__GOAL OF THE EXERCISE__:
Pull out every line below that holds the word "единицы".

Dataset entries:
----
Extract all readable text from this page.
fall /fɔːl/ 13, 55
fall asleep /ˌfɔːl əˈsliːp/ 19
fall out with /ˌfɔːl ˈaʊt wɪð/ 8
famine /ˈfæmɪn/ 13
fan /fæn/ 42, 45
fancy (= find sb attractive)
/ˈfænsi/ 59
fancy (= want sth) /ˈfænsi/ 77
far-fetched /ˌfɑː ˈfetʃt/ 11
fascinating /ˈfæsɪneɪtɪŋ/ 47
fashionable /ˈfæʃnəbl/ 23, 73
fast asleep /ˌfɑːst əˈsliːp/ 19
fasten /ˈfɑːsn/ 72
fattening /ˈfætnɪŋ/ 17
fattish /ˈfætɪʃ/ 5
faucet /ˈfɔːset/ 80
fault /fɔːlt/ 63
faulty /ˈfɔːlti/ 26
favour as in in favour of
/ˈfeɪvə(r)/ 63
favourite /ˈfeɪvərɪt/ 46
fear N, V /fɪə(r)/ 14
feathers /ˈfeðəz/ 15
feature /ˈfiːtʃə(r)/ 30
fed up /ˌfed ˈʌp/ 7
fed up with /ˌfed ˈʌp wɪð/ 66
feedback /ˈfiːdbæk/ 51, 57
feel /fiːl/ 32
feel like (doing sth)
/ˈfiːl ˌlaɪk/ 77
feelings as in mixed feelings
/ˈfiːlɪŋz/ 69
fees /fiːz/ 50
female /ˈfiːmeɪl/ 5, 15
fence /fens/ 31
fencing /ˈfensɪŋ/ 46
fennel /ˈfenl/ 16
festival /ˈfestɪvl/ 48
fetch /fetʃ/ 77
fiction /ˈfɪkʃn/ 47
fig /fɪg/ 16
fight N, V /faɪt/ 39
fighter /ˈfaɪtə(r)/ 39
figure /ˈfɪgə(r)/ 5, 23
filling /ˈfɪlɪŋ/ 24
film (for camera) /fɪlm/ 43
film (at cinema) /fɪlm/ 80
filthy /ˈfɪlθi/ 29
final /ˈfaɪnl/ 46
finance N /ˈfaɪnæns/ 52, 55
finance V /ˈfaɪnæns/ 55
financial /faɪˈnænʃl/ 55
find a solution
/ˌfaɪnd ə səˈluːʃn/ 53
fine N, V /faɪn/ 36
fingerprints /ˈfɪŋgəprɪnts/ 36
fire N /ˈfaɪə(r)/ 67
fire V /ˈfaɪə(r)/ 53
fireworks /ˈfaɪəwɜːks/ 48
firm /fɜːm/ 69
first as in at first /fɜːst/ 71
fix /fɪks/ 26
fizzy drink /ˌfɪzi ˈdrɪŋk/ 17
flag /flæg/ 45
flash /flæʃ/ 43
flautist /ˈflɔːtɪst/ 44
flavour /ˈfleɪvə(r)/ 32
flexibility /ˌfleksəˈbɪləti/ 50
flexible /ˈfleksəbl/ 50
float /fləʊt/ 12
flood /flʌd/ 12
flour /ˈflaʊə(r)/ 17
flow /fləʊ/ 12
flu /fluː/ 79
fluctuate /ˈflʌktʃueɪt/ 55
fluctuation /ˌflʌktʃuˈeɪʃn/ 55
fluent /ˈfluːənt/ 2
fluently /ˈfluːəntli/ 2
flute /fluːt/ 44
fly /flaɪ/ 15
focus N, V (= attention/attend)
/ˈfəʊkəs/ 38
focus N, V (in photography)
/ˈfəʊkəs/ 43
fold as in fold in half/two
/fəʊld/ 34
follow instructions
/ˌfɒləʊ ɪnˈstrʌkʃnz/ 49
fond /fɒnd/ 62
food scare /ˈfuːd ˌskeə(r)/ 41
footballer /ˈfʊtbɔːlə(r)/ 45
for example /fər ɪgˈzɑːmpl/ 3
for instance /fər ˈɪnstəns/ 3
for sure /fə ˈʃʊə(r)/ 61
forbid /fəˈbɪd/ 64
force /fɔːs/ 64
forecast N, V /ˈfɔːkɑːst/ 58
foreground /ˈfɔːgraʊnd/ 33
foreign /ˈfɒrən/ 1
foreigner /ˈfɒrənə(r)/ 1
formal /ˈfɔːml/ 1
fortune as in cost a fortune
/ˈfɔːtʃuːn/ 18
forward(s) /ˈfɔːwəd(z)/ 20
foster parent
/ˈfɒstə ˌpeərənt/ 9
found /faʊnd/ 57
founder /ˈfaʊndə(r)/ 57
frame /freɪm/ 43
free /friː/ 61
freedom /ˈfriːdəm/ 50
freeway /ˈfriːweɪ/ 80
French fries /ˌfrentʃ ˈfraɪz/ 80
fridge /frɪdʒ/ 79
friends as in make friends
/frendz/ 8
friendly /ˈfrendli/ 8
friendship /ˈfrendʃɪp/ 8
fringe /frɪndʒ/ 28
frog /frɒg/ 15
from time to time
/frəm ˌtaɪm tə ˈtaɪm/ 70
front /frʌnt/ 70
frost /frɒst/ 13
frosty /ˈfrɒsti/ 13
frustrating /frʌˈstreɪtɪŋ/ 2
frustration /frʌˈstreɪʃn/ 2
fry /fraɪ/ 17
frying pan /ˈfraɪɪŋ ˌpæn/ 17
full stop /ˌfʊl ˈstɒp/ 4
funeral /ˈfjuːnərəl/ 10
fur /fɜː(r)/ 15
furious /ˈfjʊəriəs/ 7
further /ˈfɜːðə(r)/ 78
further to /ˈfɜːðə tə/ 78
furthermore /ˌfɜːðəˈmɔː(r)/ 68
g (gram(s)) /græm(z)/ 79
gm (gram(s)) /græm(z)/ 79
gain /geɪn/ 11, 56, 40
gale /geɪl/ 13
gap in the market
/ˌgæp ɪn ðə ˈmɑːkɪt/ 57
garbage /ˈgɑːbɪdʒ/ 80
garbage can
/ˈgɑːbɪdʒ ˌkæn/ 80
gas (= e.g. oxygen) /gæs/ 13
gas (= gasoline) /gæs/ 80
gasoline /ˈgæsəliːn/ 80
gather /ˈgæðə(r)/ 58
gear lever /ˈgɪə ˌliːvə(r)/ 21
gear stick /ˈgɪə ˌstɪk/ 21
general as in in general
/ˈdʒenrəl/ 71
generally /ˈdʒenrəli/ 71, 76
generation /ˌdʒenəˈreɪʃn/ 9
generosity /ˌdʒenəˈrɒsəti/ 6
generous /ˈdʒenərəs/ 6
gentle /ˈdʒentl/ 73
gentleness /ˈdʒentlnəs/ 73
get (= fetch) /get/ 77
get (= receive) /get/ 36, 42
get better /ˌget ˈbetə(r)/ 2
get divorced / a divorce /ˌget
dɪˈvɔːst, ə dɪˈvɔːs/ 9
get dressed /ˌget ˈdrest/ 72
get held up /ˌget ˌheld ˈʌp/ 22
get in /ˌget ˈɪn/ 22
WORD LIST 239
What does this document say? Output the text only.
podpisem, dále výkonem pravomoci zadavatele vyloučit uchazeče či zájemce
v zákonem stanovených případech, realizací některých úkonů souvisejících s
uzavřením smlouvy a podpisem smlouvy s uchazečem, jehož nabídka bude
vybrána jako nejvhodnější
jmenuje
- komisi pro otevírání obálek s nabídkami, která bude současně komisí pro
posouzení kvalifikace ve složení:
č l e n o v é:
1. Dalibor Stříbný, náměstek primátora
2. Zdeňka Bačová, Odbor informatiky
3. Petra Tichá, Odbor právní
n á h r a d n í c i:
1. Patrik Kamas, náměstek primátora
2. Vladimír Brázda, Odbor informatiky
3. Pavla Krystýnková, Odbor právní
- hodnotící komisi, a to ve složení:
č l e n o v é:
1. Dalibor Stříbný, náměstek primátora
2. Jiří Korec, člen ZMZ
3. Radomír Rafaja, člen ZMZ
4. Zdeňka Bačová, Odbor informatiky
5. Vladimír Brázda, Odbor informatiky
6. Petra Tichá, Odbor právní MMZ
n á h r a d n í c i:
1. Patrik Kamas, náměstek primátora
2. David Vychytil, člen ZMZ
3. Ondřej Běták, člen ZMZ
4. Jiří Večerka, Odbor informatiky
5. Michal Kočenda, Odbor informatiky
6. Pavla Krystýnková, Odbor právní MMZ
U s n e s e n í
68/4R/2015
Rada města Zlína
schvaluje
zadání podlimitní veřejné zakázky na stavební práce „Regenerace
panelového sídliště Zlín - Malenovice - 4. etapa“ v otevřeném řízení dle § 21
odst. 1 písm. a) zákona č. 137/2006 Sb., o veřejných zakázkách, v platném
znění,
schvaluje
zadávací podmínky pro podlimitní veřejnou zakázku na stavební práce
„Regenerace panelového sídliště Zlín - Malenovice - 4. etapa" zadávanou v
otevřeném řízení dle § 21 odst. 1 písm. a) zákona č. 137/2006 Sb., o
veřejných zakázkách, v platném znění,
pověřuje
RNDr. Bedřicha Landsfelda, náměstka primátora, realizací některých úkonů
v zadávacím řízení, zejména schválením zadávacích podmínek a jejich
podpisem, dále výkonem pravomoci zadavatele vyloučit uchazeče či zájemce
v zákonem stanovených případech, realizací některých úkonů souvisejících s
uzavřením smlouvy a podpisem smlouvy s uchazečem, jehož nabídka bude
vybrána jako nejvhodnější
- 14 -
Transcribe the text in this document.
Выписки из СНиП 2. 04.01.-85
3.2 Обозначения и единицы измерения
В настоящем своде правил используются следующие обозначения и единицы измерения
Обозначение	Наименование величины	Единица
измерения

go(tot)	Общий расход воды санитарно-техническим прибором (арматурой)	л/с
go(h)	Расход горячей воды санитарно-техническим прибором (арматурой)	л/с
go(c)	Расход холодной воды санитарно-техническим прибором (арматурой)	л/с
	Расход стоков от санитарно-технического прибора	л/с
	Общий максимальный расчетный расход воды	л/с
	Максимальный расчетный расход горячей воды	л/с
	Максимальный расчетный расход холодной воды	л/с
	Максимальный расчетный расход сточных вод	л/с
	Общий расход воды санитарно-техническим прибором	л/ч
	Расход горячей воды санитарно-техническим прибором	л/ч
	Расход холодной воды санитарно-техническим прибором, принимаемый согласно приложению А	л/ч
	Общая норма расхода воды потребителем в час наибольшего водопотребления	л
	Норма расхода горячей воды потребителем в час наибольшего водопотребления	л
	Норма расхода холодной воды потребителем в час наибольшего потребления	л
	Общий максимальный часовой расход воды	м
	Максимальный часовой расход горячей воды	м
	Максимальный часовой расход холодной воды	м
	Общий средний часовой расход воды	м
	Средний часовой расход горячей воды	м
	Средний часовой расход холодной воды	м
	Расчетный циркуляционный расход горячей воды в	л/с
----
__RESPONSE__:
3.2 Обозначения и единицы измерения
В настоящем своде правил используются следующие обозначения и единицы измерения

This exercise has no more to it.